Short exercise
Repeat each line of the material below exactly as it appears, minus any pictures.

Stored records
Start
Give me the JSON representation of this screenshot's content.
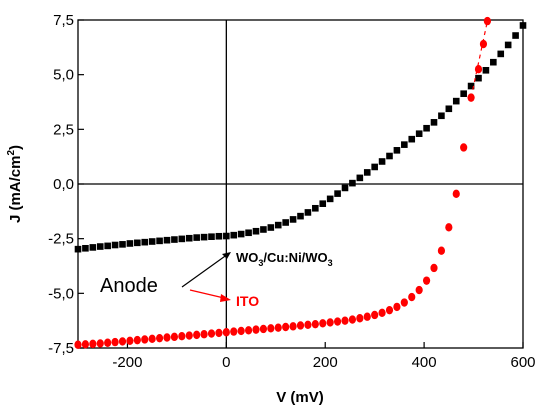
{
  "chart_data": {
    "type": "scatter",
    "xlabel": "V (mV)",
    "ylabel": "J (mA/cm2)",
    "ylabel_parts": {
      "main": "J (mA/cm",
      "sup": "2",
      "close": ")"
    },
    "xlim": [
      -300,
      600
    ],
    "ylim": [
      -7.5,
      7.5
    ],
    "x_ticks": [
      -200,
      0,
      200,
      400,
      600
    ],
    "x_tick_labels": [
      "-200",
      "0",
      "200",
      "400",
      "600"
    ],
    "y_ticks": [
      -7.5,
      -5.0,
      -2.5,
      0.0,
      2.5,
      5.0,
      7.5
    ],
    "y_tick_labels": [
      "-7,5",
      "-5,0",
      "-2,5",
      "0,0",
      "2,5",
      "5,0",
      "7,5"
    ],
    "reference_lines": {
      "x": 0,
      "y": 0
    },
    "series": [
      {
        "name": "WO3/Cu:Ni/WO3",
        "color": "#000000",
        "marker": "square",
        "x": [
          -300,
          -285,
          -270,
          -255,
          -240,
          -225,
          -210,
          -195,
          -180,
          -165,
          -150,
          -135,
          -120,
          -105,
          -90,
          -75,
          -60,
          -45,
          -30,
          -15,
          0,
          15,
          30,
          45,
          60,
          75,
          90,
          105,
          120,
          135,
          150,
          165,
          180,
          195,
          210,
          225,
          240,
          255,
          270,
          285,
          300,
          315,
          330,
          345,
          360,
          375,
          390,
          405,
          420,
          435,
          450,
          465,
          480,
          495,
          510,
          525,
          540,
          555,
          570,
          585,
          600
        ],
        "y": [
          -2.98,
          -2.94,
          -2.9,
          -2.86,
          -2.83,
          -2.79,
          -2.76,
          -2.72,
          -2.69,
          -2.66,
          -2.63,
          -2.6,
          -2.57,
          -2.54,
          -2.51,
          -2.48,
          -2.45,
          -2.43,
          -2.41,
          -2.39,
          -2.38,
          -2.34,
          -2.29,
          -2.23,
          -2.16,
          -2.08,
          -1.99,
          -1.88,
          -1.76,
          -1.62,
          -1.47,
          -1.3,
          -1.11,
          -0.9,
          -0.68,
          -0.44,
          -0.18,
          0.04,
          0.28,
          0.53,
          0.78,
          1.03,
          1.28,
          1.54,
          1.8,
          2.05,
          2.3,
          2.55,
          2.82,
          3.12,
          3.44,
          3.79,
          4.13,
          4.48,
          4.84,
          5.2,
          5.57,
          5.95,
          6.36,
          6.79,
          7.25
        ]
      },
      {
        "name": "ITO",
        "color": "#ff0000",
        "marker": "circle",
        "x": [
          -300,
          -285,
          -270,
          -255,
          -240,
          -225,
          -210,
          -195,
          -180,
          -165,
          -150,
          -135,
          -120,
          -105,
          -90,
          -75,
          -60,
          -45,
          -30,
          -15,
          0,
          15,
          30,
          45,
          60,
          75,
          90,
          105,
          120,
          135,
          150,
          165,
          180,
          195,
          210,
          225,
          240,
          255,
          270,
          285,
          300,
          315,
          330,
          345,
          360,
          375,
          390,
          405,
          420,
          435,
          450,
          465,
          480,
          495,
          510,
          520,
          528
        ],
        "y": [
          -7.35,
          -7.33,
          -7.31,
          -7.29,
          -7.26,
          -7.23,
          -7.2,
          -7.17,
          -7.14,
          -7.11,
          -7.08,
          -7.05,
          -7.02,
          -6.99,
          -6.96,
          -6.93,
          -6.9,
          -6.87,
          -6.84,
          -6.81,
          -6.78,
          -6.75,
          -6.72,
          -6.69,
          -6.66,
          -6.63,
          -6.6,
          -6.57,
          -6.54,
          -6.51,
          -6.47,
          -6.44,
          -6.41,
          -6.37,
          -6.33,
          -6.29,
          -6.25,
          -6.2,
          -6.14,
          -6.07,
          -5.99,
          -5.89,
          -5.77,
          -5.62,
          -5.42,
          -5.17,
          -4.85,
          -4.42,
          -3.84,
          -3.05,
          -1.98,
          -0.45,
          1.67,
          3.95,
          5.25,
          6.4,
          7.45
        ]
      }
    ],
    "annotations": {
      "wo3_label": {
        "main1": "WO",
        "sub1": "3",
        "main2": "/Cu:Ni/WO",
        "sub2": "3",
        "color": "#000000"
      },
      "ito_label": {
        "text": "ITO",
        "color": "#ff0000"
      },
      "anode_label": {
        "text": "Anode"
      }
    },
    "grid": false,
    "legend": "none"
  }
}
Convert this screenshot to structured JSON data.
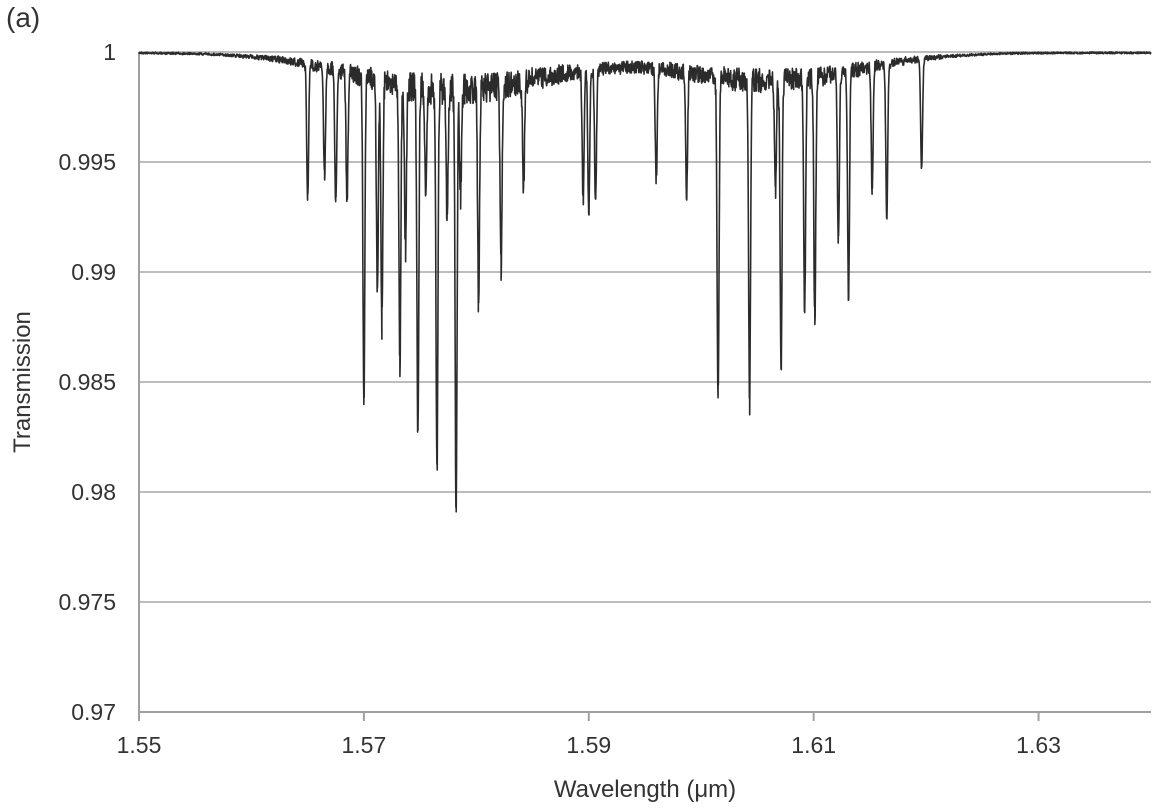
{
  "panel_label": "(a)",
  "chart_data": {
    "type": "line",
    "title": "",
    "xlabel": "Wavelength (μm)",
    "ylabel": "Transmission",
    "xlim": [
      1.55,
      1.64
    ],
    "ylim": [
      0.97,
      1.0
    ],
    "x_ticks": [
      1.55,
      1.57,
      1.59,
      1.61,
      1.63
    ],
    "x_tick_labels": [
      "1.55",
      "1.57",
      "1.59",
      "1.61",
      "1.63"
    ],
    "y_ticks": [
      0.97,
      0.975,
      0.98,
      0.985,
      0.99,
      0.995,
      1.0
    ],
    "y_tick_labels": [
      "0.97",
      "0.975",
      "0.98",
      "0.985",
      "0.99",
      "0.995",
      "1"
    ],
    "grid": "horizontal",
    "legend": "none",
    "line_color": "#2b2b2b",
    "grid_color": "#bdbdbd",
    "series": [
      {
        "baseline": 1.0,
        "absorption_lines": [
          {
            "x": 1.565,
            "y": 0.9939
          },
          {
            "x": 1.5665,
            "y": 0.995
          },
          {
            "x": 1.5675,
            "y": 0.9938
          },
          {
            "x": 1.5685,
            "y": 0.994
          },
          {
            "x": 1.57,
            "y": 0.985
          },
          {
            "x": 1.5712,
            "y": 0.9902
          },
          {
            "x": 1.5716,
            "y": 0.9888
          },
          {
            "x": 1.5732,
            "y": 0.9871
          },
          {
            "x": 1.5737,
            "y": 0.9925
          },
          {
            "x": 1.5748,
            "y": 0.9841
          },
          {
            "x": 1.5755,
            "y": 0.9948
          },
          {
            "x": 1.5765,
            "y": 0.9824
          },
          {
            "x": 1.5774,
            "y": 0.9942
          },
          {
            "x": 1.5782,
            "y": 0.9807
          },
          {
            "x": 1.5786,
            "y": 0.995
          },
          {
            "x": 1.5802,
            "y": 0.9902
          },
          {
            "x": 1.5822,
            "y": 0.9916
          },
          {
            "x": 1.5842,
            "y": 0.995
          },
          {
            "x": 1.5895,
            "y": 0.994
          },
          {
            "x": 1.59,
            "y": 0.9933
          },
          {
            "x": 1.5906,
            "y": 0.9938
          },
          {
            "x": 1.596,
            "y": 0.9949
          },
          {
            "x": 1.5987,
            "y": 0.9945
          },
          {
            "x": 1.6015,
            "y": 0.985
          },
          {
            "x": 1.6043,
            "y": 0.9851
          },
          {
            "x": 1.6066,
            "y": 0.995
          },
          {
            "x": 1.6071,
            "y": 0.9866
          },
          {
            "x": 1.6092,
            "y": 0.9894
          },
          {
            "x": 1.6101,
            "y": 0.9887
          },
          {
            "x": 1.6122,
            "y": 0.9922
          },
          {
            "x": 1.6131,
            "y": 0.9897
          },
          {
            "x": 1.6152,
            "y": 0.9944
          },
          {
            "x": 1.6165,
            "y": 0.993
          },
          {
            "x": 1.6196,
            "y": 0.995
          }
        ]
      }
    ]
  }
}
End
Result of this exercise
Give me the JSON representation of this screenshot's content.
{
  "chart_data": {
    "type": "scatter",
    "xlabel": "V (mV)",
    "ylabel": "J (mA/cm2)",
    "ylabel_parts": {
      "main": "J (mA/cm",
      "sup": "2",
      "close": ")"
    },
    "xlim": [
      -300,
      600
    ],
    "ylim": [
      -7.5,
      7.5
    ],
    "x_ticks": [
      -200,
      0,
      200,
      400,
      600
    ],
    "x_tick_labels": [
      "-200",
      "0",
      "200",
      "400",
      "600"
    ],
    "y_ticks": [
      -7.5,
      -5.0,
      -2.5,
      0.0,
      2.5,
      5.0,
      7.5
    ],
    "y_tick_labels": [
      "-7,5",
      "-5,0",
      "-2,5",
      "0,0",
      "2,5",
      "5,0",
      "7,5"
    ],
    "reference_lines": {
      "x": 0,
      "y": 0
    },
    "series": [
      {
        "name": "WO3/Cu:Ni/WO3",
        "color": "#000000",
        "marker": "square",
        "x": [
          -300,
          -285,
          -270,
          -255,
          -240,
          -225,
          -210,
          -195,
          -180,
          -165,
          -150,
          -135,
          -120,
          -105,
          -90,
          -75,
          -60,
          -45,
          -30,
          -15,
          0,
          15,
          30,
          45,
          60,
          75,
          90,
          105,
          120,
          135,
          150,
          165,
          180,
          195,
          210,
          225,
          240,
          255,
          270,
          285,
          300,
          315,
          330,
          345,
          360,
          375,
          390,
          405,
          420,
          435,
          450,
          465,
          480,
          495,
          510,
          525,
          540,
          555,
          570,
          585,
          600
        ],
        "y": [
          -2.98,
          -2.94,
          -2.9,
          -2.86,
          -2.83,
          -2.79,
          -2.76,
          -2.72,
          -2.69,
          -2.66,
          -2.63,
          -2.6,
          -2.57,
          -2.54,
          -2.51,
          -2.48,
          -2.45,
          -2.43,
          -2.41,
          -2.39,
          -2.38,
          -2.34,
          -2.29,
          -2.23,
          -2.16,
          -2.08,
          -1.99,
          -1.88,
          -1.76,
          -1.62,
          -1.47,
          -1.3,
          -1.11,
          -0.9,
          -0.68,
          -0.44,
          -0.18,
          0.04,
          0.28,
          0.53,
          0.78,
          1.03,
          1.28,
          1.54,
          1.8,
          2.05,
          2.3,
          2.55,
          2.82,
          3.12,
          3.44,
          3.79,
          4.13,
          4.48,
          4.84,
          5.2,
          5.57,
          5.95,
          6.36,
          6.79,
          7.25
        ]
      },
      {
        "name": "ITO",
        "color": "#ff0000",
        "marker": "circle",
        "x": [
          -300,
          -285,
          -270,
          -255,
          -240,
          -225,
          -210,
          -195,
          -180,
          -165,
          -150,
          -135,
          -120,
          -105,
          -90,
          -75,
          -60,
          -45,
          -30,
          -15,
          0,
          15,
          30,
          45,
          60,
          75,
          90,
          105,
          120,
          135,
          150,
          165,
          180,
          195,
          210,
          225,
          240,
          255,
          270,
          285,
          300,
          315,
          330,
          345,
          360,
          375,
          390,
          405,
          420,
          435,
          450,
          465,
          480,
          495,
          510,
          520,
          528
        ],
        "y": [
          -7.35,
          -7.33,
          -7.31,
          -7.29,
          -7.26,
          -7.23,
          -7.2,
          -7.17,
          -7.14,
          -7.11,
          -7.08,
          -7.05,
          -7.02,
          -6.99,
          -6.96,
          -6.93,
          -6.9,
          -6.87,
          -6.84,
          -6.81,
          -6.78,
          -6.75,
          -6.72,
          -6.69,
          -6.66,
          -6.63,
          -6.6,
          -6.57,
          -6.54,
          -6.51,
          -6.47,
          -6.44,
          -6.41,
          -6.37,
          -6.33,
          -6.29,
          -6.25,
          -6.2,
          -6.14,
          -6.07,
          -5.99,
          -5.89,
          -5.77,
          -5.62,
          -5.42,
          -5.17,
          -4.85,
          -4.42,
          -3.84,
          -3.05,
          -1.98,
          -0.45,
          1.67,
          3.95,
          5.25,
          6.4,
          7.45
        ]
      }
    ],
    "annotations": {
      "wo3_label": {
        "main1": "WO",
        "sub1": "3",
        "main2": "/Cu:Ni/WO",
        "sub2": "3",
        "color": "#000000"
      },
      "ito_label": {
        "text": "ITO",
        "color": "#ff0000"
      },
      "anode_label": {
        "text": "Anode"
      }
    },
    "grid": false,
    "legend": "none"
  }
}
Convert this screenshot to structured JSON data.
{
  "panel_label": "(a)",
  "chart_data": {
    "type": "line",
    "title": "",
    "xlabel": "Wavelength (μm)",
    "ylabel": "Transmission",
    "xlim": [
      1.55,
      1.64
    ],
    "ylim": [
      0.97,
      1.0
    ],
    "x_ticks": [
      1.55,
      1.57,
      1.59,
      1.61,
      1.63
    ],
    "x_tick_labels": [
      "1.55",
      "1.57",
      "1.59",
      "1.61",
      "1.63"
    ],
    "y_ticks": [
      0.97,
      0.975,
      0.98,
      0.985,
      0.99,
      0.995,
      1.0
    ],
    "y_tick_labels": [
      "0.97",
      "0.975",
      "0.98",
      "0.985",
      "0.99",
      "0.995",
      "1"
    ],
    "grid": "horizontal",
    "legend": "none",
    "line_color": "#2b2b2b",
    "grid_color": "#bdbdbd",
    "series": [
      {
        "baseline": 1.0,
        "absorption_lines": [
          {
            "x": 1.565,
            "y": 0.9939
          },
          {
            "x": 1.5665,
            "y": 0.995
          },
          {
            "x": 1.5675,
            "y": 0.9938
          },
          {
            "x": 1.5685,
            "y": 0.994
          },
          {
            "x": 1.57,
            "y": 0.985
          },
          {
            "x": 1.5712,
            "y": 0.9902
          },
          {
            "x": 1.5716,
            "y": 0.9888
          },
          {
            "x": 1.5732,
            "y": 0.9871
          },
          {
            "x": 1.5737,
            "y": 0.9925
          },
          {
            "x": 1.5748,
            "y": 0.9841
          },
          {
            "x": 1.5755,
            "y": 0.9948
          },
          {
            "x": 1.5765,
            "y": 0.9824
          },
          {
            "x": 1.5774,
            "y": 0.9942
          },
          {
            "x": 1.5782,
            "y": 0.9807
          },
          {
            "x": 1.5786,
            "y": 0.995
          },
          {
            "x": 1.5802,
            "y": 0.9902
          },
          {
            "x": 1.5822,
            "y": 0.9916
          },
          {
            "x": 1.5842,
            "y": 0.995
          },
          {
            "x": 1.5895,
            "y": 0.994
          },
          {
            "x": 1.59,
            "y": 0.9933
          },
          {
            "x": 1.5906,
            "y": 0.9938
          },
          {
            "x": 1.596,
            "y": 0.9949
          },
          {
            "x": 1.5987,
            "y": 0.9945
          },
          {
            "x": 1.6015,
            "y": 0.985
          },
          {
            "x": 1.6043,
            "y": 0.9851
          },
          {
            "x": 1.6066,
            "y": 0.995
          },
          {
            "x": 1.6071,
            "y": 0.9866
          },
          {
            "x": 1.6092,
            "y": 0.9894
          },
          {
            "x": 1.6101,
            "y": 0.9887
          },
          {
            "x": 1.6122,
            "y": 0.9922
          },
          {
            "x": 1.6131,
            "y": 0.9897
          },
          {
            "x": 1.6152,
            "y": 0.9944
          },
          {
            "x": 1.6165,
            "y": 0.993
          },
          {
            "x": 1.6196,
            "y": 0.995
          }
        ]
      }
    ]
  }
}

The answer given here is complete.